Given problem 1: Return the Collection entries rows unchanged, from the first row up to and including the line containing "Text: 7: 7 — [1064, 495, 1076, 513]".

Selected passage:

# # #

- Genre: Family drama
- Written by: Sadia Akhter
- Directed by: Furqan Adam
- Starring: Maria Wasti Hajra Yamin Ali Abbas Shahood Alvi Rabya Kulsoom
- Opening theme: "Shehr-e-Malal" by Sanam Marvi
- Composer: Waqar Ali
- Country of origin: Pakistan
- Original language: Urdu
- No. of seasons: 1
- No. of episodes: 26

Production
- Producer: Zeeshan Khan
- Camera setup: Multi-Camera setup
- Running time: Approx. 42-43 Minutes
- Production company: TNI Productions

Original release
- Network: Express Entertainment
- Release: 13 February – 3 September 2020

= Shehr-e-Malal =

Pakistani TV series

Shehr-e-Malal is a 2020 Pakistani family drama television series, which premiered on Express Entertainment on 13 February 2020. Produced by Zeeshan Khan under TNI Productions, it stars Maria Wasti, Shahood Alvi, Hajra Yamin and Ali Abbas in the lead roles. This serial was shot in approximately 2018 but its release was delayed and it was telecast two years later.

# # #

Given problem 2: List the actors that the Shehr-e-Malal text names in its sentence about the lead roles.

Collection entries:
# # #

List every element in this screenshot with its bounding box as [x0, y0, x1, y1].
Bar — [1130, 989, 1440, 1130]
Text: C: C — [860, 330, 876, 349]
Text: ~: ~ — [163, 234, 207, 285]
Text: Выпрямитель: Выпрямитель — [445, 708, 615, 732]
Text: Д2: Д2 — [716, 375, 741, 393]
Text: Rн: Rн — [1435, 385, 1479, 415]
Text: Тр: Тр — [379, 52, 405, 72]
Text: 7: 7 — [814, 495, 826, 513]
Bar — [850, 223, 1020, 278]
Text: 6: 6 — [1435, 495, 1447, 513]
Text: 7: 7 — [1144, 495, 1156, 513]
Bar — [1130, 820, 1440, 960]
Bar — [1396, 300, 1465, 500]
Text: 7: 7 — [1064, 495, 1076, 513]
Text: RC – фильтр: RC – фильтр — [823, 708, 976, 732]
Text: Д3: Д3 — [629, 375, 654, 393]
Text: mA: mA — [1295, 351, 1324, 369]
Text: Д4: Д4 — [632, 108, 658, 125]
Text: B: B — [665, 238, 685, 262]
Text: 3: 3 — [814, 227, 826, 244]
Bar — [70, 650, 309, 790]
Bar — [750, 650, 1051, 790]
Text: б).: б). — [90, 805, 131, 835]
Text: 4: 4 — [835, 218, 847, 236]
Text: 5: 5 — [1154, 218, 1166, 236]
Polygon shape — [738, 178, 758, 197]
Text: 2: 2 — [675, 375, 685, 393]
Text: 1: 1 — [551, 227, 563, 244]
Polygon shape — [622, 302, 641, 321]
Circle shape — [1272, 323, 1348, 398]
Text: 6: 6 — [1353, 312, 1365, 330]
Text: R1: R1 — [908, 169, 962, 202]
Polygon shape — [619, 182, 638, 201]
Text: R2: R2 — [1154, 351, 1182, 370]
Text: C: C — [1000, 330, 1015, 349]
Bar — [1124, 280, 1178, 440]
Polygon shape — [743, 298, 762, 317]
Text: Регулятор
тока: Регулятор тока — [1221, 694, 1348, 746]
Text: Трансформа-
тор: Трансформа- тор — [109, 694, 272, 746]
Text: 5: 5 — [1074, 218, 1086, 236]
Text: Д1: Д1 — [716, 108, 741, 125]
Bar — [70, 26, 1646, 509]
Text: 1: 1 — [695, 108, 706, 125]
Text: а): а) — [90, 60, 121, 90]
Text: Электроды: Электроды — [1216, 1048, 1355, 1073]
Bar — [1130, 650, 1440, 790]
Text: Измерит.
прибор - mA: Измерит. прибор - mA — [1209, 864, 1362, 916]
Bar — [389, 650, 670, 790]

# # #

Final result 1:
List every element in this screenshot with its bounding box as [x0, y0, x1, y1].
Bar — [1130, 989, 1440, 1130]
Text: C: C — [860, 330, 876, 349]
Text: ~: ~ — [163, 234, 207, 285]
Text: Выпрямитель: Выпрямитель — [445, 708, 615, 732]
Text: Д2: Д2 — [716, 375, 741, 393]
Text: Rн: Rн — [1435, 385, 1479, 415]
Text: Тр: Тр — [379, 52, 405, 72]
Text: 7: 7 — [814, 495, 826, 513]
Bar — [850, 223, 1020, 278]
Text: 6: 6 — [1435, 495, 1447, 513]
Text: 7: 7 — [1144, 495, 1156, 513]
Bar — [1130, 820, 1440, 960]
Bar — [1396, 300, 1465, 500]
Text: 7: 7 — [1064, 495, 1076, 513]

Final result 2: Maria Wasti, Shahood Alvi, Hajra Yamin, Ali Abbas